**Stated goal:** Recast every line of the rows below as a numbered list, skipping blank lines and leaving the pictures out of your answer.

**Entries shown:**
-- start --

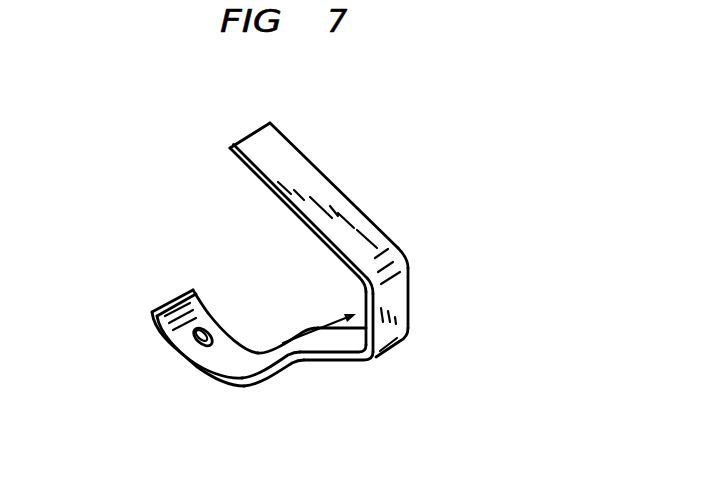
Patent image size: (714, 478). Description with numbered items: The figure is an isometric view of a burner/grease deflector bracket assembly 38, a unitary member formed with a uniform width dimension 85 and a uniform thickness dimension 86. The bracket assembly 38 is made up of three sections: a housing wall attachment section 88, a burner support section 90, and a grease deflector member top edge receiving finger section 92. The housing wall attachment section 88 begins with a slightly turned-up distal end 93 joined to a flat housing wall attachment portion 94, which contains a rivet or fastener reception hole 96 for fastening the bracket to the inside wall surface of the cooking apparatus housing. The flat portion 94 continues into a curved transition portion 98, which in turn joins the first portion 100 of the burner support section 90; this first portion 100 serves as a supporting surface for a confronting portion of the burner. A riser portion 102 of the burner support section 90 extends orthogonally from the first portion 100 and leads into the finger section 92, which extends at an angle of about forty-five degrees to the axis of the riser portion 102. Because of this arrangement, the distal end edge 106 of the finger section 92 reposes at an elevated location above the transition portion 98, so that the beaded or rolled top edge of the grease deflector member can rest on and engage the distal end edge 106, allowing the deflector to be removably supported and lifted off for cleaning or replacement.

The burner/grease deflector bracket assembly 38 is at (471, 231).
The width dimension 85 is at (269, 376).
The thickness dimension 86 is at (337, 302).
The housing wall attachment section 88 is at (211, 412).
The burner support section 90 is at (389, 408).
The grease deflector member top edge receiving finger section 92 is at (299, 104).
The turned-up distal end 93 is at (185, 291).
The flat housing wall attachment portion 94 is at (203, 328).
The rivet or fastener reception hole 96 is at (208, 329).
The curved transition portion 98 is at (223, 352).
The first portion 100 is at (352, 337).
The riser portion 102 is at (408, 333).
The distal end edge 106 is at (247, 138).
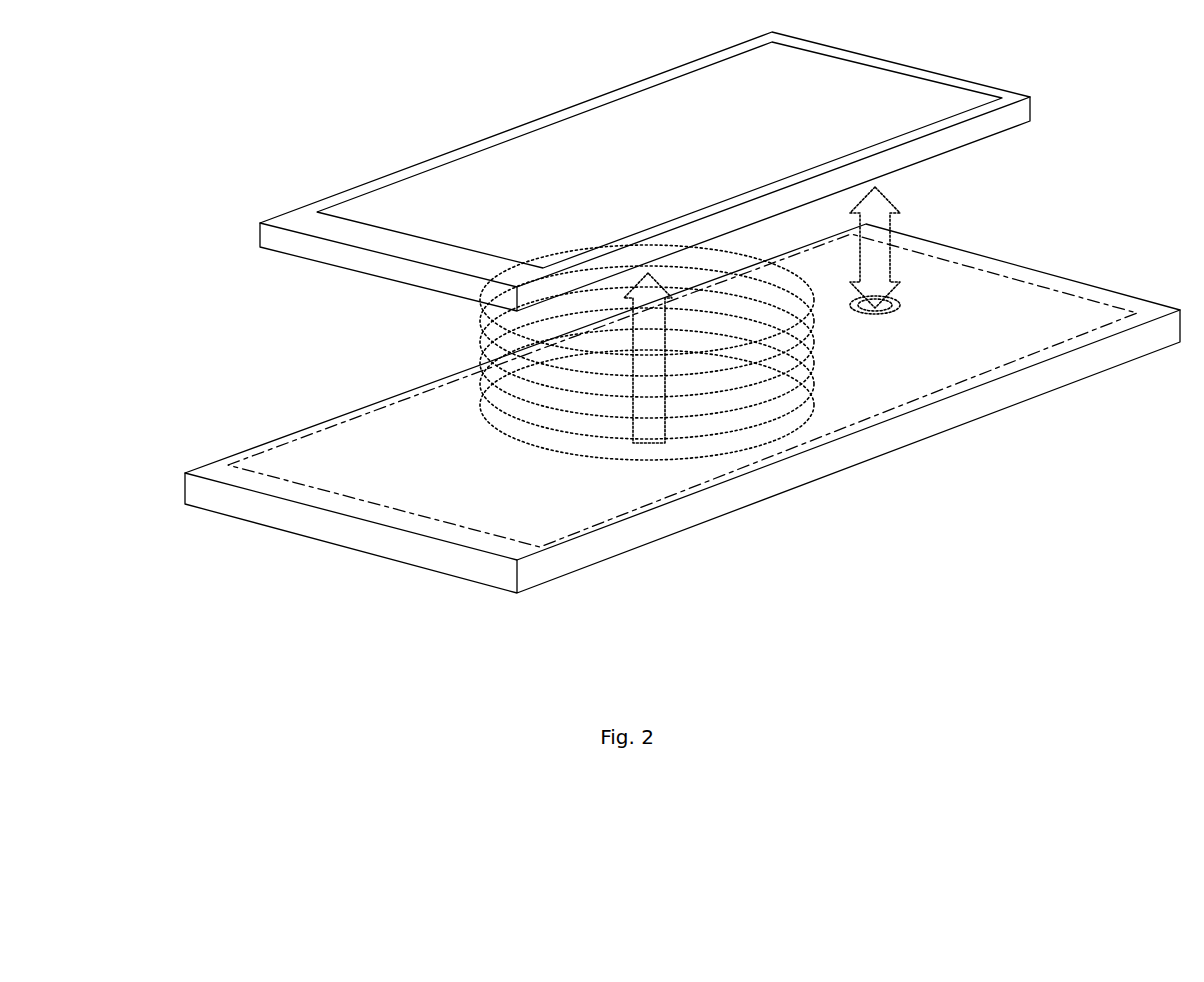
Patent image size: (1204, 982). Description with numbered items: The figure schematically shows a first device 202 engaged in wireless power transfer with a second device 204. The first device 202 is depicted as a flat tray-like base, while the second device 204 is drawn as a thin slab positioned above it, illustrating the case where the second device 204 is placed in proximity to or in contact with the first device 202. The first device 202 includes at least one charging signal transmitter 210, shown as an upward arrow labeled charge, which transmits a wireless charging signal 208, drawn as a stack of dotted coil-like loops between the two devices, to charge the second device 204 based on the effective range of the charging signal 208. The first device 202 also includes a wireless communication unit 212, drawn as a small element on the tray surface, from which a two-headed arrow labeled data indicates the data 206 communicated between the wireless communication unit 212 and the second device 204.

-- end --

**Exercise solution:**
1. Patent image size: (714, 478). Description with numbered items: The figure is an isometric view of a burner/grease deflector bracket assembly 38, a unitary member formed with a uniform width dimension 85 and a uniform thickness dimension 86. The bracket assembly 38 is made up of three sections: a housing wall attachment section 88, a burner support section 90, and a grease deflector member top edge receiving finger section 92. The housing wall attachment section 88 begins with a slightly turned-up distal end 93 joined to a flat housing wall attachment portion 94, which contains a rivet or fastener reception hole 96 for fastening the bracket to the inside wall surface of the cooking apparatus housing. The flat portion 94 continues into a curved transition portion 98, which in turn joins the first portion 100 of the burner support section 90; this first portion 100 serves as a supporting surface for a confronting portion of the burner. A riser portion 102 of the burner support section 90 extends orthogonally from the first portion 100 and leads into the finger section 92, which extends at an angle of about forty-five degrees to the axis of the riser portion 102. Because of this arrangement, the distal end edge 106 of the finger section 92 reposes at an elevated location above the transition portion 98, so that the beaded or rolled top edge of the grease deflector member can rest on and engage the distal end edge 106, allowing the deflector to be removably supported and lifted off for cleaning or replacement.
2. The burner/grease deflector bracket assembly 38 is at (471, 231).
3. The width dimension 85 is at (269, 376).
4. The thickness dimension 86 is at (337, 302).
5. The housing wall attachment section 88 is at (211, 412).
6. The burner support section 90 is at (389, 408).
7. The grease deflector member top edge receiving finger section 92 is at (299, 104).
8. The turned-up distal end 93 is at (185, 291).
9. The flat housing wall attachment portion 94 is at (203, 328).
10. The rivet or fastener reception hole 96 is at (208, 329).
11. The curved transition portion 98 is at (223, 352).
12. The first portion 100 is at (352, 337).
13. The riser portion 102 is at (408, 333).
14. The distal end edge 106 is at (247, 138).
15. Patent image size: (1204, 982). Description with numbered items: The figure schematically shows a first device 202 engaged in wireless power transfer with a second device 204. The first device 202 is depicted as a flat tray-like base, while the second device 204 is drawn as a thin slab positioned above it, illustrating the case where the second device 204 is placed in proximity to or in contact with the first device 202. The first device 202 includes at least one charging signal transmitter 210, shown as an upward arrow labeled charge, which transmits a wireless charging signal 208, drawn as a stack of dotted coil-like loops between the two devices, to charge the second device 204 based on the effective range of the charging signal 208. The first device 202 also includes a wireless communication unit 212, drawn as a small element on the tray surface, from which a two-headed arrow labeled data indicates the data 206 communicated between the wireless communication unit 212 and the second device 204.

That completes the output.